## Request
Reproduce all of the data word for word.

## Data for processing

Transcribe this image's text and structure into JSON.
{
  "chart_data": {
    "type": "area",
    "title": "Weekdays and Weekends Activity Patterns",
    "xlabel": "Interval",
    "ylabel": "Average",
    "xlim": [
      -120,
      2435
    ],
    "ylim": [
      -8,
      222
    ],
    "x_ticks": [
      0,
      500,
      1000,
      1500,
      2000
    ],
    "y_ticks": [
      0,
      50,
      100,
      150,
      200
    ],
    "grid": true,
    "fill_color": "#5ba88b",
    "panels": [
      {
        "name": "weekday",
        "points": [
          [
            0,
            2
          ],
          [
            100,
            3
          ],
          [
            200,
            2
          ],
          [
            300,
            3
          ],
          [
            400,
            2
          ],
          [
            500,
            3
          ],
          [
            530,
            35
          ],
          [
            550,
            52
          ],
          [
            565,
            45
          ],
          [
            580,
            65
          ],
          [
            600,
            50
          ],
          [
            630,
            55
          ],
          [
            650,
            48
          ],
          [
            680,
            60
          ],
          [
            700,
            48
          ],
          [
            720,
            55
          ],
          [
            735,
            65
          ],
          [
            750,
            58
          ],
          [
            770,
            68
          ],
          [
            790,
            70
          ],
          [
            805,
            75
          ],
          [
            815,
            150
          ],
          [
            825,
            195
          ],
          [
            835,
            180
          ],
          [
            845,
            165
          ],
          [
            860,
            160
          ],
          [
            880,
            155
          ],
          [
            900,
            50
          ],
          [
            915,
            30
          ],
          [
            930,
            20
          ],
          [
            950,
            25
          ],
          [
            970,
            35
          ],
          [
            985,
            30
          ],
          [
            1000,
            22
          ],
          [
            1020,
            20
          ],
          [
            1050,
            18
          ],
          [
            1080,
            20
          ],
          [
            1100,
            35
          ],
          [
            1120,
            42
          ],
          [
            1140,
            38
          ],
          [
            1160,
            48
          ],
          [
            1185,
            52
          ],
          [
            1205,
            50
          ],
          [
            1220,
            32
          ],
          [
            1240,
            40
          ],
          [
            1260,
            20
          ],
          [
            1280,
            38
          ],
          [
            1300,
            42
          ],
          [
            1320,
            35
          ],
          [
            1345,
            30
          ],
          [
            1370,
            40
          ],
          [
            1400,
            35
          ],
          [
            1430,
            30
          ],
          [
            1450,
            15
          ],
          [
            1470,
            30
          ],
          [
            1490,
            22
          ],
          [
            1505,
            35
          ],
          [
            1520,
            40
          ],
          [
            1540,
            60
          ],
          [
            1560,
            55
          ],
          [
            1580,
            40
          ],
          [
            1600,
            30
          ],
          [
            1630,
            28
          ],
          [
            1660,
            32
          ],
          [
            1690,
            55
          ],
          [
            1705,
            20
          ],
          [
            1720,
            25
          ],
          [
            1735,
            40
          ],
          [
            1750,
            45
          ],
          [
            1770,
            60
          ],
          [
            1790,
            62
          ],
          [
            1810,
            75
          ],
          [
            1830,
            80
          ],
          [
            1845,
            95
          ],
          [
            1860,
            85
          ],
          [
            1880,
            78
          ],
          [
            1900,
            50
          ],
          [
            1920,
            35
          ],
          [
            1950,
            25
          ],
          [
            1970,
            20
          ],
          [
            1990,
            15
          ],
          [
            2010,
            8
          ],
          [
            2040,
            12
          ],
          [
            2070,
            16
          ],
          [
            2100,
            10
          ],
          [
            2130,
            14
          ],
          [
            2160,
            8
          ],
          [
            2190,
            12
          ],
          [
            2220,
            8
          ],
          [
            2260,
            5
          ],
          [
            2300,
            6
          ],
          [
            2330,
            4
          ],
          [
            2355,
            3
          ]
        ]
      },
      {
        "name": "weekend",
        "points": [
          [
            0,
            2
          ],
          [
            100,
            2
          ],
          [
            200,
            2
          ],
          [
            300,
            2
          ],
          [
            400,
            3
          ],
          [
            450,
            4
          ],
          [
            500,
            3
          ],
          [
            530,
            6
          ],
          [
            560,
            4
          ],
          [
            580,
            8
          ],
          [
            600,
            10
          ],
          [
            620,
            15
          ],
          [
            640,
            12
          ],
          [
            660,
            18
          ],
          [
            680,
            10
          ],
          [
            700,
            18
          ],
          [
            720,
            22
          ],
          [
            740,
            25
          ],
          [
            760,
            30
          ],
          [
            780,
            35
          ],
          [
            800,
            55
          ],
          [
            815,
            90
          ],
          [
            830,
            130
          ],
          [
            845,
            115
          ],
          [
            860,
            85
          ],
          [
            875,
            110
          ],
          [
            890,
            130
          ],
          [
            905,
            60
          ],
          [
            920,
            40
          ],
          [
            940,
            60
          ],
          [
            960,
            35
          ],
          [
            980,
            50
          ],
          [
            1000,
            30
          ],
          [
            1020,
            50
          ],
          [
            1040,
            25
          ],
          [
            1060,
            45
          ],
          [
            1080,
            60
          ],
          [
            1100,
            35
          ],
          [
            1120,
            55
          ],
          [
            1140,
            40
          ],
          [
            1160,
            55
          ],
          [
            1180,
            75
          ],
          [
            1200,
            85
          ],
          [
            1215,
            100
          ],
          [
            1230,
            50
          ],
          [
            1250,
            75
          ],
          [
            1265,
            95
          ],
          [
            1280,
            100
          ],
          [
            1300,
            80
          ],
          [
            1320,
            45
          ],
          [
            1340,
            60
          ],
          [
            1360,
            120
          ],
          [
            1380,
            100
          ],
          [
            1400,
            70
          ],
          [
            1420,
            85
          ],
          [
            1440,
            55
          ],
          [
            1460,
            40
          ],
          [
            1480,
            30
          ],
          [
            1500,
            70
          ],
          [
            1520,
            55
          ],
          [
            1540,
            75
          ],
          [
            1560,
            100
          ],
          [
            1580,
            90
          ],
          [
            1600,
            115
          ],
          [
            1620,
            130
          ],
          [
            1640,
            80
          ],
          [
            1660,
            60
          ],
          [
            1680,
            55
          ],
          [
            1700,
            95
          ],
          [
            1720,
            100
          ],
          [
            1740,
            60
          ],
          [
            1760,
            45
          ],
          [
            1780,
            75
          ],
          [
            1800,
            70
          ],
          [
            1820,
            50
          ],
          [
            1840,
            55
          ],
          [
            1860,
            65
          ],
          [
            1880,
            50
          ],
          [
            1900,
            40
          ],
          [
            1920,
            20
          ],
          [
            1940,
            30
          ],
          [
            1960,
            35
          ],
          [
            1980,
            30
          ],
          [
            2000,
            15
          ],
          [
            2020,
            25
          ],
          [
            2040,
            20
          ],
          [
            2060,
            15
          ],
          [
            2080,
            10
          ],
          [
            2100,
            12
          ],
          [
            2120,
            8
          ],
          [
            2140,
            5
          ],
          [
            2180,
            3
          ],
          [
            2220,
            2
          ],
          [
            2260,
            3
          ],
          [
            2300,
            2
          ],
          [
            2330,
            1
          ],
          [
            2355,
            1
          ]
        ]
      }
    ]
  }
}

## Correct output
Transcribe this image's text and structure into JSON.
{
  "chart_data": {
    "type": "area",
    "title": "Weekdays and Weekends Activity Patterns",
    "xlabel": "Interval",
    "ylabel": "Average",
    "xlim": [
      -120,
      2435
    ],
    "ylim": [
      -8,
      222
    ],
    "x_ticks": [
      0,
      500,
      1000,
      1500,
      2000
    ],
    "y_ticks": [
      0,
      50,
      100,
      150,
      200
    ],
    "grid": true,
    "fill_color": "#5ba88b",
    "panels": [
      {
        "name": "weekday",
        "points": [
          [
            0,
            2
          ],
          [
            100,
            3
          ],
          [
            200,
            2
          ],
          [
            300,
            3
          ],
          [
            400,
            2
          ],
          [
            500,
            3
          ],
          [
            530,
            35
          ],
          [
            550,
            52
          ],
          [
            565,
            45
          ],
          [
            580,
            65
          ],
          [
            600,
            50
          ],
          [
            630,
            55
          ],
          [
            650,
            48
          ],
          [
            680,
            60
          ],
          [
            700,
            48
          ],
          [
            720,
            55
          ],
          [
            735,
            65
          ],
          [
            750,
            58
          ],
          [
            770,
            68
          ],
          [
            790,
            70
          ],
          [
            805,
            75
          ],
          [
            815,
            150
          ],
          [
            825,
            195
          ],
          [
            835,
            180
          ],
          [
            845,
            165
          ],
          [
            860,
            160
          ],
          [
            880,
            155
          ],
          [
            900,
            50
          ],
          [
            915,
            30
          ],
          [
            930,
            20
          ],
          [
            950,
            25
          ],
          [
            970,
            35
          ],
          [
            985,
            30
          ],
          [
            1000,
            22
          ],
          [
            1020,
            20
          ],
          [
            1050,
            18
          ],
          [
            1080,
            20
          ],
          [
            1100,
            35
          ],
          [
            1120,
            42
          ],
          [
            1140,
            38
          ],
          [
            1160,
            48
          ],
          [
            1185,
            52
          ],
          [
            1205,
            50
          ],
          [
            1220,
            32
          ],
          [
            1240,
            40
          ],
          [
            1260,
            20
          ],
          [
            1280,
            38
          ],
          [
            1300,
            42
          ],
          [
            1320,
            35
          ],
          [
            1345,
            30
          ],
          [
            1370,
            40
          ],
          [
            1400,
            35
          ],
          [
            1430,
            30
          ],
          [
            1450,
            15
          ],
          [
            1470,
            30
          ],
          [
            1490,
            22
          ],
          [
            1505,
            35
          ],
          [
            1520,
            40
          ],
          [
            1540,
            60
          ],
          [
            1560,
            55
          ],
          [
            1580,
            40
          ],
          [
            1600,
            30
          ],
          [
            1630,
            28
          ],
          [
            1660,
            32
          ],
          [
            1690,
            55
          ],
          [
            1705,
            20
          ],
          [
            1720,
            25
          ],
          [
            1735,
            40
          ],
          [
            1750,
            45
          ],
          [
            1770,
            60
          ],
          [
            1790,
            62
          ],
          [
            1810,
            75
          ],
          [
            1830,
            80
          ],
          [
            1845,
            95
          ],
          [
            1860,
            85
          ],
          [
            1880,
            78
          ],
          [
            1900,
            50
          ],
          [
            1920,
            35
          ],
          [
            1950,
            25
          ],
          [
            1970,
            20
          ],
          [
            1990,
            15
          ],
          [
            2010,
            8
          ],
          [
            2040,
            12
          ],
          [
            2070,
            16
          ],
          [
            2100,
            10
          ],
          [
            2130,
            14
          ],
          [
            2160,
            8
          ],
          [
            2190,
            12
          ],
          [
            2220,
            8
          ],
          [
            2260,
            5
          ],
          [
            2300,
            6
          ],
          [
            2330,
            4
          ],
          [
            2355,
            3
          ]
        ]
      },
      {
        "name": "weekend",
        "points": [
          [
            0,
            2
          ],
          [
            100,
            2
          ],
          [
            200,
            2
          ],
          [
            300,
            2
          ],
          [
            400,
            3
          ],
          [
            450,
            4
          ],
          [
            500,
            3
          ],
          [
            530,
            6
          ],
          [
            560,
            4
          ],
          [
            580,
            8
          ],
          [
            600,
            10
          ],
          [
            620,
            15
          ],
          [
            640,
            12
          ],
          [
            660,
            18
          ],
          [
            680,
            10
          ],
          [
            700,
            18
          ],
          [
            720,
            22
          ],
          [
            740,
            25
          ],
          [
            760,
            30
          ],
          [
            780,
            35
          ],
          [
            800,
            55
          ],
          [
            815,
            90
          ],
          [
            830,
            130
          ],
          [
            845,
            115
          ],
          [
            860,
            85
          ],
          [
            875,
            110
          ],
          [
            890,
            130
          ],
          [
            905,
            60
          ],
          [
            920,
            40
          ],
          [
            940,
            60
          ],
          [
            960,
            35
          ],
          [
            980,
            50
          ],
          [
            1000,
            30
          ],
          [
            1020,
            50
          ],
          [
            1040,
            25
          ],
          [
            1060,
            45
          ],
          [
            1080,
            60
          ],
          [
            1100,
            35
          ],
          [
            1120,
            55
          ],
          [
            1140,
            40
          ],
          [
            1160,
            55
          ],
          [
            1180,
            75
          ],
          [
            1200,
            85
          ],
          [
            1215,
            100
          ],
          [
            1230,
            50
          ],
          [
            1250,
            75
          ],
          [
            1265,
            95
          ],
          [
            1280,
            100
          ],
          [
            1300,
            80
          ],
          [
            1320,
            45
          ],
          [
            1340,
            60
          ],
          [
            1360,
            120
          ],
          [
            1380,
            100
          ],
          [
            1400,
            70
          ],
          [
            1420,
            85
          ],
          [
            1440,
            55
          ],
          [
            1460,
            40
          ],
          [
            1480,
            30
          ],
          [
            1500,
            70
          ],
          [
            1520,
            55
          ],
          [
            1540,
            75
          ],
          [
            1560,
            100
          ],
          [
            1580,
            90
          ],
          [
            1600,
            115
          ],
          [
            1620,
            130
          ],
          [
            1640,
            80
          ],
          [
            1660,
            60
          ],
          [
            1680,
            55
          ],
          [
            1700,
            95
          ],
          [
            1720,
            100
          ],
          [
            1740,
            60
          ],
          [
            1760,
            45
          ],
          [
            1780,
            75
          ],
          [
            1800,
            70
          ],
          [
            1820,
            50
          ],
          [
            1840,
            55
          ],
          [
            1860,
            65
          ],
          [
            1880,
            50
          ],
          [
            1900,
            40
          ],
          [
            1920,
            20
          ],
          [
            1940,
            30
          ],
          [
            1960,
            35
          ],
          [
            1980,
            30
          ],
          [
            2000,
            15
          ],
          [
            2020,
            25
          ],
          [
            2040,
            20
          ],
          [
            2060,
            15
          ],
          [
            2080,
            10
          ],
          [
            2100,
            12
          ],
          [
            2120,
            8
          ],
          [
            2140,
            5
          ],
          [
            2180,
            3
          ],
          [
            2220,
            2
          ],
          [
            2260,
            3
          ],
          [
            2300,
            2
          ],
          [
            2330,
            1
          ],
          [
            2355,
            1
          ]
        ]
      }
    ]
  }
}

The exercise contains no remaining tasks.